● **Your objective**
Copy out each line exactly as it appears.

● **Supplied material**
>>

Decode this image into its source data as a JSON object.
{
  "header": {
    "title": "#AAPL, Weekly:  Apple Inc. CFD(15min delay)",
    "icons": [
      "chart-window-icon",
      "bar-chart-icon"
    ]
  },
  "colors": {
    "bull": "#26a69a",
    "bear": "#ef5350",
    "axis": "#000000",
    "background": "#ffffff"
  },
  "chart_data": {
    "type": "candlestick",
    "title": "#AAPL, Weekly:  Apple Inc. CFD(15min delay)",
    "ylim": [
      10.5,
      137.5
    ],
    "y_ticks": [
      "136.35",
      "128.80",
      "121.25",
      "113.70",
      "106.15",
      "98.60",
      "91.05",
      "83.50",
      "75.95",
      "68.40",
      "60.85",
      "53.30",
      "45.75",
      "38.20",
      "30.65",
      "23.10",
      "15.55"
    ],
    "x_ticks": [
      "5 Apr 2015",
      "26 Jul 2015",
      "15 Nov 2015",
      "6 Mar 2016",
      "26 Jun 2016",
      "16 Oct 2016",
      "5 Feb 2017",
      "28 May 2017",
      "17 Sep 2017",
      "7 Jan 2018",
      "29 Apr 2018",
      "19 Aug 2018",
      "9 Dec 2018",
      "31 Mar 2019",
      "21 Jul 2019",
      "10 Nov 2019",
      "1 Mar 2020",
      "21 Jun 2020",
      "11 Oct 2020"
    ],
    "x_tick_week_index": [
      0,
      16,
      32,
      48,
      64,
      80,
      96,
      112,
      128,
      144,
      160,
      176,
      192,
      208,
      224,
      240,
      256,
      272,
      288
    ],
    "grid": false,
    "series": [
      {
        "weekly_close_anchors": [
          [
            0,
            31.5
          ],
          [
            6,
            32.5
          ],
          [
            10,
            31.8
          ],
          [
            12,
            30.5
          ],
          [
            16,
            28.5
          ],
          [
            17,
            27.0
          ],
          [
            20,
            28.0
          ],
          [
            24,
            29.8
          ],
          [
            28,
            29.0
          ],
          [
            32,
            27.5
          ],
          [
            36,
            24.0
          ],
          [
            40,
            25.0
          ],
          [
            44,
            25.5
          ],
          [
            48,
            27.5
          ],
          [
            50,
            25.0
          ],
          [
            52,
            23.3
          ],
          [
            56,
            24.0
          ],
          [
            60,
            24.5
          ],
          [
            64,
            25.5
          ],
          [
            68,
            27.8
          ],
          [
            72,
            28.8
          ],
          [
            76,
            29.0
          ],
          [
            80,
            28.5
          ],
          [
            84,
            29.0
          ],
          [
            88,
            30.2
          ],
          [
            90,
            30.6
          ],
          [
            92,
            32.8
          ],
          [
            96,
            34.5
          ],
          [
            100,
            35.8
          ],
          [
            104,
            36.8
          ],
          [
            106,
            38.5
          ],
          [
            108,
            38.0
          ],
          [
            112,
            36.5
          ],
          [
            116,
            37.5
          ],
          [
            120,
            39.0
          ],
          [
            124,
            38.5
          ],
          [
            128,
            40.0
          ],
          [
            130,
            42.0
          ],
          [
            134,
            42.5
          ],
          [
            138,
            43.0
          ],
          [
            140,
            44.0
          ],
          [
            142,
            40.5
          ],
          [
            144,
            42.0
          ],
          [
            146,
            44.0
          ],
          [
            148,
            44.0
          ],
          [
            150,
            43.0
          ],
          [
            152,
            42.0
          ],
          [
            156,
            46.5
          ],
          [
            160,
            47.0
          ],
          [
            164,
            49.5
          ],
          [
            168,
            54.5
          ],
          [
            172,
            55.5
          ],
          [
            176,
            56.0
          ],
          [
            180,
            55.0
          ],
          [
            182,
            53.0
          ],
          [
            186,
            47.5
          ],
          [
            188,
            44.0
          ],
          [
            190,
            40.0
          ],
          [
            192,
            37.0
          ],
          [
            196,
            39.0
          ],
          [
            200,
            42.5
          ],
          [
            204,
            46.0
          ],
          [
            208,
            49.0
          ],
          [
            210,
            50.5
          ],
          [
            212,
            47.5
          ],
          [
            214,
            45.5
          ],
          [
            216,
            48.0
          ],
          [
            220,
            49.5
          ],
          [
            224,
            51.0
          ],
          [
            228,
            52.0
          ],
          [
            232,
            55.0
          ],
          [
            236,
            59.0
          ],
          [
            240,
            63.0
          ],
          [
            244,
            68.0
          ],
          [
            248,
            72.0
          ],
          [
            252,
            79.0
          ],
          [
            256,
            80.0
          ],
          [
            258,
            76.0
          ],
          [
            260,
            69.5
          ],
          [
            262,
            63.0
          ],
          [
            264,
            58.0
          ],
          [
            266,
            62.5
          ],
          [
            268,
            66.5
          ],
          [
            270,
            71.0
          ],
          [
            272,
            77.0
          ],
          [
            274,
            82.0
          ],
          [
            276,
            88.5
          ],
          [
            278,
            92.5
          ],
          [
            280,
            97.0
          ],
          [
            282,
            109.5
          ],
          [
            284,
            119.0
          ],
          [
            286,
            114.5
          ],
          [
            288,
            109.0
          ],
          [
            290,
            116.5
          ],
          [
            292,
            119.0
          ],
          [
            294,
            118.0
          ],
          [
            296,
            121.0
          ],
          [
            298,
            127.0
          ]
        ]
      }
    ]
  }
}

<<

● **Full output**
Decode this image into its source data as a JSON object.
{
  "header": {
    "title": "#AAPL, Weekly:  Apple Inc. CFD(15min delay)",
    "icons": [
      "chart-window-icon",
      "bar-chart-icon"
    ]
  },
  "colors": {
    "bull": "#26a69a",
    "bear": "#ef5350",
    "axis": "#000000",
    "background": "#ffffff"
  },
  "chart_data": {
    "type": "candlestick",
    "title": "#AAPL, Weekly:  Apple Inc. CFD(15min delay)",
    "ylim": [
      10.5,
      137.5
    ],
    "y_ticks": [
      "136.35",
      "128.80",
      "121.25",
      "113.70",
      "106.15",
      "98.60",
      "91.05",
      "83.50",
      "75.95",
      "68.40",
      "60.85",
      "53.30",
      "45.75",
      "38.20",
      "30.65",
      "23.10",
      "15.55"
    ],
    "x_ticks": [
      "5 Apr 2015",
      "26 Jul 2015",
      "15 Nov 2015",
      "6 Mar 2016",
      "26 Jun 2016",
      "16 Oct 2016",
      "5 Feb 2017",
      "28 May 2017",
      "17 Sep 2017",
      "7 Jan 2018",
      "29 Apr 2018",
      "19 Aug 2018",
      "9 Dec 2018",
      "31 Mar 2019",
      "21 Jul 2019",
      "10 Nov 2019",
      "1 Mar 2020",
      "21 Jun 2020",
      "11 Oct 2020"
    ],
    "x_tick_week_index": [
      0,
      16,
      32,
      48,
      64,
      80,
      96,
      112,
      128,
      144,
      160,
      176,
      192,
      208,
      224,
      240,
      256,
      272,
      288
    ],
    "grid": false,
    "series": [
      {
        "weekly_close_anchors": [
          [
            0,
            31.5
          ],
          [
            6,
            32.5
          ],
          [
            10,
            31.8
          ],
          [
            12,
            30.5
          ],
          [
            16,
            28.5
          ],
          [
            17,
            27.0
          ],
          [
            20,
            28.0
          ],
          [
            24,
            29.8
          ],
          [
            28,
            29.0
          ],
          [
            32,
            27.5
          ],
          [
            36,
            24.0
          ],
          [
            40,
            25.0
          ],
          [
            44,
            25.5
          ],
          [
            48,
            27.5
          ],
          [
            50,
            25.0
          ],
          [
            52,
            23.3
          ],
          [
            56,
            24.0
          ],
          [
            60,
            24.5
          ],
          [
            64,
            25.5
          ],
          [
            68,
            27.8
          ],
          [
            72,
            28.8
          ],
          [
            76,
            29.0
          ],
          [
            80,
            28.5
          ],
          [
            84,
            29.0
          ],
          [
            88,
            30.2
          ],
          [
            90,
            30.6
          ],
          [
            92,
            32.8
          ],
          [
            96,
            34.5
          ],
          [
            100,
            35.8
          ],
          [
            104,
            36.8
          ],
          [
            106,
            38.5
          ],
          [
            108,
            38.0
          ],
          [
            112,
            36.5
          ],
          [
            116,
            37.5
          ],
          [
            120,
            39.0
          ],
          [
            124,
            38.5
          ],
          [
            128,
            40.0
          ],
          [
            130,
            42.0
          ],
          [
            134,
            42.5
          ],
          [
            138,
            43.0
          ],
          [
            140,
            44.0
          ],
          [
            142,
            40.5
          ],
          [
            144,
            42.0
          ],
          [
            146,
            44.0
          ],
          [
            148,
            44.0
          ],
          [
            150,
            43.0
          ],
          [
            152,
            42.0
          ],
          [
            156,
            46.5
          ],
          [
            160,
            47.0
          ],
          [
            164,
            49.5
          ],
          [
            168,
            54.5
          ],
          [
            172,
            55.5
          ],
          [
            176,
            56.0
          ],
          [
            180,
            55.0
          ],
          [
            182,
            53.0
          ],
          [
            186,
            47.5
          ],
          [
            188,
            44.0
          ],
          [
            190,
            40.0
          ],
          [
            192,
            37.0
          ],
          [
            196,
            39.0
          ],
          [
            200,
            42.5
          ],
          [
            204,
            46.0
          ],
          [
            208,
            49.0
          ],
          [
            210,
            50.5
          ],
          [
            212,
            47.5
          ],
          [
            214,
            45.5
          ],
          [
            216,
            48.0
          ],
          [
            220,
            49.5
          ],
          [
            224,
            51.0
          ],
          [
            228,
            52.0
          ],
          [
            232,
            55.0
          ],
          [
            236,
            59.0
          ],
          [
            240,
            63.0
          ],
          [
            244,
            68.0
          ],
          [
            248,
            72.0
          ],
          [
            252,
            79.0
          ],
          [
            256,
            80.0
          ],
          [
            258,
            76.0
          ],
          [
            260,
            69.5
          ],
          [
            262,
            63.0
          ],
          [
            264,
            58.0
          ],
          [
            266,
            62.5
          ],
          [
            268,
            66.5
          ],
          [
            270,
            71.0
          ],
          [
            272,
            77.0
          ],
          [
            274,
            82.0
          ],
          [
            276,
            88.5
          ],
          [
            278,
            92.5
          ],
          [
            280,
            97.0
          ],
          [
            282,
            109.5
          ],
          [
            284,
            119.0
          ],
          [
            286,
            114.5
          ],
          [
            288,
            109.0
          ],
          [
            290,
            116.5
          ],
          [
            292,
            119.0
          ],
          [
            294,
            118.0
          ],
          [
            296,
            121.0
          ],
          [
            298,
            127.0
          ]
        ]
      }
    ]
  }
}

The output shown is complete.